## STATED PROBLEM
Find every line with the word "applicable". Copy those lines.

## GIVEN RECORDS

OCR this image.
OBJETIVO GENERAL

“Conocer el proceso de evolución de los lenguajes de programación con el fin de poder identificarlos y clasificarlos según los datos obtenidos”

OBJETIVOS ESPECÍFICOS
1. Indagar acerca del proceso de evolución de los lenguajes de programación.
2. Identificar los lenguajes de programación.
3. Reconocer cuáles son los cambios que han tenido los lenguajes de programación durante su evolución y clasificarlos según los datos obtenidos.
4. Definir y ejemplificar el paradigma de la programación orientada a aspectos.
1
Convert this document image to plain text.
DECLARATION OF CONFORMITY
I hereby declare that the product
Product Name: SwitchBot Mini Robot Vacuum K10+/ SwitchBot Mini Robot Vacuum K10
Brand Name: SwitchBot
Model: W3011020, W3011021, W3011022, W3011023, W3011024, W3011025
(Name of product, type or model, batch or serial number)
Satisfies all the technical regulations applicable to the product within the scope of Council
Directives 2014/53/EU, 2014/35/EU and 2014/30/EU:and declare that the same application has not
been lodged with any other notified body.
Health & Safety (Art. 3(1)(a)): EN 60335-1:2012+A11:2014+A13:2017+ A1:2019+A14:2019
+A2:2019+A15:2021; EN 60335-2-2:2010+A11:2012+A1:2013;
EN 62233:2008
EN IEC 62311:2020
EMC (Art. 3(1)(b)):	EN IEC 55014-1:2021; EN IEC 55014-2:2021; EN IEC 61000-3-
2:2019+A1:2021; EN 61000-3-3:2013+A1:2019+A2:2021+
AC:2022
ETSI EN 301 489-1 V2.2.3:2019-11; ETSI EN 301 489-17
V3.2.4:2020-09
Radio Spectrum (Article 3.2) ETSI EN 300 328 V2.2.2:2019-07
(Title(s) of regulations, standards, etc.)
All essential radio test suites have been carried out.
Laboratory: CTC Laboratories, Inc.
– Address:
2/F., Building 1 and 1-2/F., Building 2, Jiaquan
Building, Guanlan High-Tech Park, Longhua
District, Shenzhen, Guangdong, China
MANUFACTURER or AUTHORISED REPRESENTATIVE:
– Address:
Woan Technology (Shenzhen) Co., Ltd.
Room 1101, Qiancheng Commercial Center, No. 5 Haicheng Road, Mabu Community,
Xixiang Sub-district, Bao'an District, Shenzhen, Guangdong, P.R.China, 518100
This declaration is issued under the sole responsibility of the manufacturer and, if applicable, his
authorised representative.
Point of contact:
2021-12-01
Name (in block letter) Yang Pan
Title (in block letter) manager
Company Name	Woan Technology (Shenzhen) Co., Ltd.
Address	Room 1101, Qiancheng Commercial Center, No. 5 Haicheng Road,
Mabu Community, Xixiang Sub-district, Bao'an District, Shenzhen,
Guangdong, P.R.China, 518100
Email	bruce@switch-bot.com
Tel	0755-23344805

## SOLVED EXERCISE
Satisfies all the technical regulations applicable to the product within the scope of Council
This declaration is issued under the sole responsibility of the manufacturer and, if applicable, his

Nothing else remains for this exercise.